## AIM OF THE EXERCISE:
Gather the lines below that include the string "fournisseurs", copying each in full.

## RECORDS PROVIDED:

┌────────

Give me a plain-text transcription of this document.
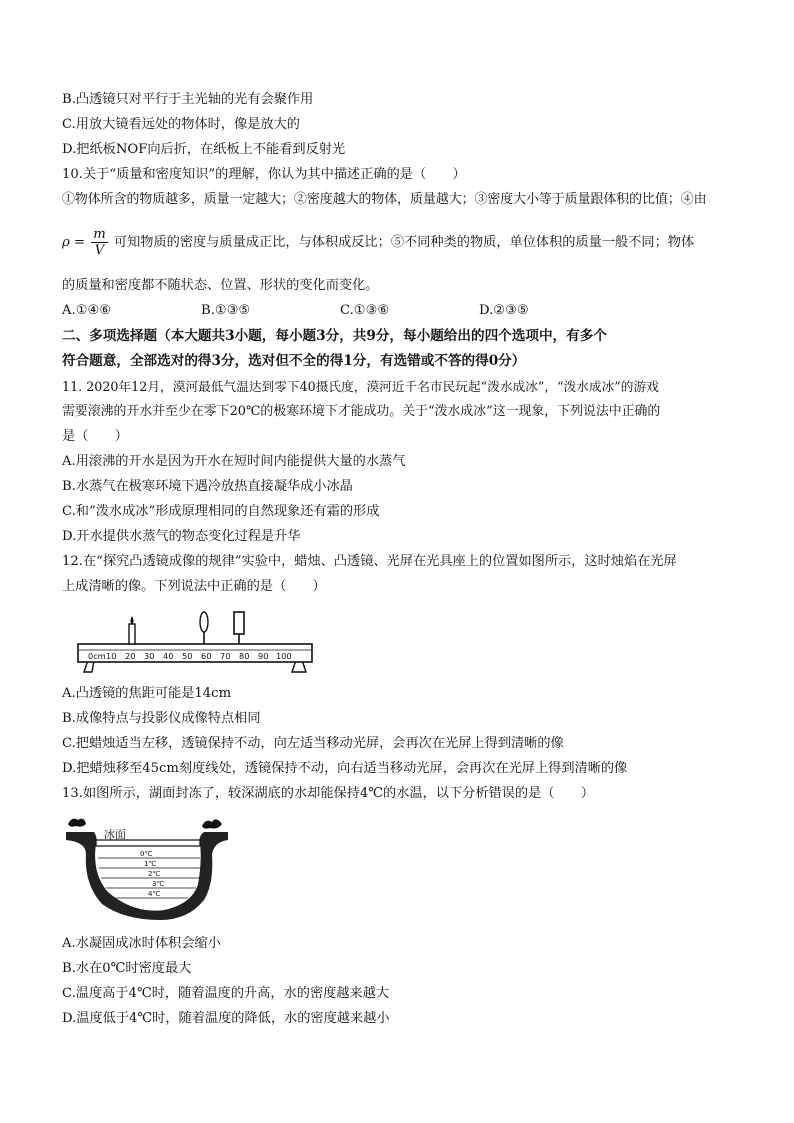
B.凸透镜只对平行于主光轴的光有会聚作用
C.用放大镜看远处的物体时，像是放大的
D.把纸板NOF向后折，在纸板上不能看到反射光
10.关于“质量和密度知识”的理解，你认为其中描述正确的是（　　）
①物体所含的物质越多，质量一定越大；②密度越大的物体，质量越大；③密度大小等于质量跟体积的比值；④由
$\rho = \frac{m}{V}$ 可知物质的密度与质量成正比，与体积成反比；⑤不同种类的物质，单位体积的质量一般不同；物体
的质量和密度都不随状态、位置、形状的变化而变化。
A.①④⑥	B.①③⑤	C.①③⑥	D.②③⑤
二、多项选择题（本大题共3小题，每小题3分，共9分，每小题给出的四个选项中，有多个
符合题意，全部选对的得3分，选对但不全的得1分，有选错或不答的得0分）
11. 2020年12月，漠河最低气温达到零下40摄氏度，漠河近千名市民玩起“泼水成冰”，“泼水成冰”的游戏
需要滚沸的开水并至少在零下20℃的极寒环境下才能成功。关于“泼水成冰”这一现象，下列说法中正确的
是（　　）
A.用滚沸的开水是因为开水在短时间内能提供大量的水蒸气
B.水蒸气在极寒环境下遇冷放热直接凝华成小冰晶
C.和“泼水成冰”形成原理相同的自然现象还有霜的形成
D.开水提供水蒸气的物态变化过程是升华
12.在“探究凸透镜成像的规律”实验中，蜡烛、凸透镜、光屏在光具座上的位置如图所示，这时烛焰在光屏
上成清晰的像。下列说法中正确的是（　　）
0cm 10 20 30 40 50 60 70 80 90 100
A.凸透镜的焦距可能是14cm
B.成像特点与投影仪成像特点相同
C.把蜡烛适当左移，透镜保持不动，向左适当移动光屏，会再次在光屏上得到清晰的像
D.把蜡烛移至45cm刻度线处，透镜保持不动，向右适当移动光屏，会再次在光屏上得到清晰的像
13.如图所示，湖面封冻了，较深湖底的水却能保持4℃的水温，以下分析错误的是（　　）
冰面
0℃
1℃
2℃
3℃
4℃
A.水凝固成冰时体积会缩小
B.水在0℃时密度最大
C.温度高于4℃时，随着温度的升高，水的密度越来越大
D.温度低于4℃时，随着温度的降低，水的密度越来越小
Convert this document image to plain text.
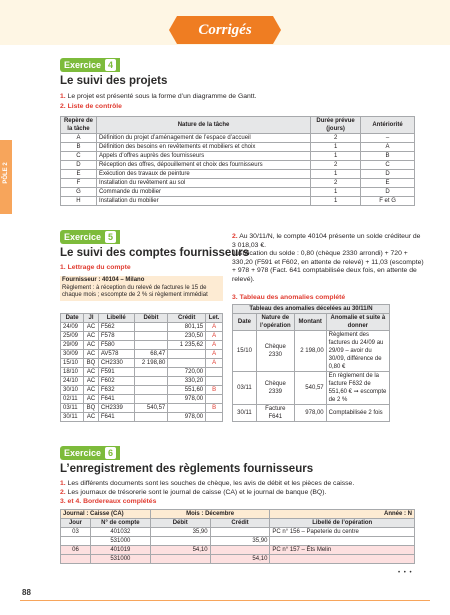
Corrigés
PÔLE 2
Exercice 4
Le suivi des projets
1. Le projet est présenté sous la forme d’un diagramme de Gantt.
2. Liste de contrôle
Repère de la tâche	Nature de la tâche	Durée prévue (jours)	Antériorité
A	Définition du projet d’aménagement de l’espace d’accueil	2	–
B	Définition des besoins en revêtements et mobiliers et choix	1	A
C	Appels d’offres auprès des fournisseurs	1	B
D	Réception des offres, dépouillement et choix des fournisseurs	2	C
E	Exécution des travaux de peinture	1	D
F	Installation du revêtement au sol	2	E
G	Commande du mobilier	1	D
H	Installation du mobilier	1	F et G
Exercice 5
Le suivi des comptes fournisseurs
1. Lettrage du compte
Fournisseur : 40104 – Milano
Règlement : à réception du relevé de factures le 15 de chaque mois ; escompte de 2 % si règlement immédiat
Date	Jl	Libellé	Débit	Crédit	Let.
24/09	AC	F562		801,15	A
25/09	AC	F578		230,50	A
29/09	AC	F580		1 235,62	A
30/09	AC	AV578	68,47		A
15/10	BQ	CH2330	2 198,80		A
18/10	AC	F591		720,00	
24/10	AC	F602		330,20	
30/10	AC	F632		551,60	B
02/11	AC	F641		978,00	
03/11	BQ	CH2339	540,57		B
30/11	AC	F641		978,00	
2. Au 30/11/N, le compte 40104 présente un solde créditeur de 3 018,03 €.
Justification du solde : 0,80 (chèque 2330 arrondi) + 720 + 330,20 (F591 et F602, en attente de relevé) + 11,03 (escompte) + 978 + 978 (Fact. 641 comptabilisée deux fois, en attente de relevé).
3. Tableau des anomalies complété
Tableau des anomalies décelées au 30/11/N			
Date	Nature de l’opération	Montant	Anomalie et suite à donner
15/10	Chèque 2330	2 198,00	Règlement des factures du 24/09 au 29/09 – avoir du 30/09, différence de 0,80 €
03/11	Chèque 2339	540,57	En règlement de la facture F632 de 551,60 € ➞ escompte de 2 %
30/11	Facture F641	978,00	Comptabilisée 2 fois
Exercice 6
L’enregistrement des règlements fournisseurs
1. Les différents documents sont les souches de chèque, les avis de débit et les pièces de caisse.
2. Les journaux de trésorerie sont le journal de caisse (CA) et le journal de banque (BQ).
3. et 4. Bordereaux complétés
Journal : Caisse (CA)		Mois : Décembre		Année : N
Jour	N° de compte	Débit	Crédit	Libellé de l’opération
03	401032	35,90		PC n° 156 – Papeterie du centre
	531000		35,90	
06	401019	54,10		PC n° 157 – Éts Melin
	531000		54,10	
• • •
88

└────────

## SOLUTION FOR THIS TASK:
C	Appels d’offres auprès des fournisseurs	1	B
D	Réception des offres, dépouillement et choix des fournisseurs	2	C
Le suivi des comptes fournisseurs
L’enregistrement des règlements fournisseurs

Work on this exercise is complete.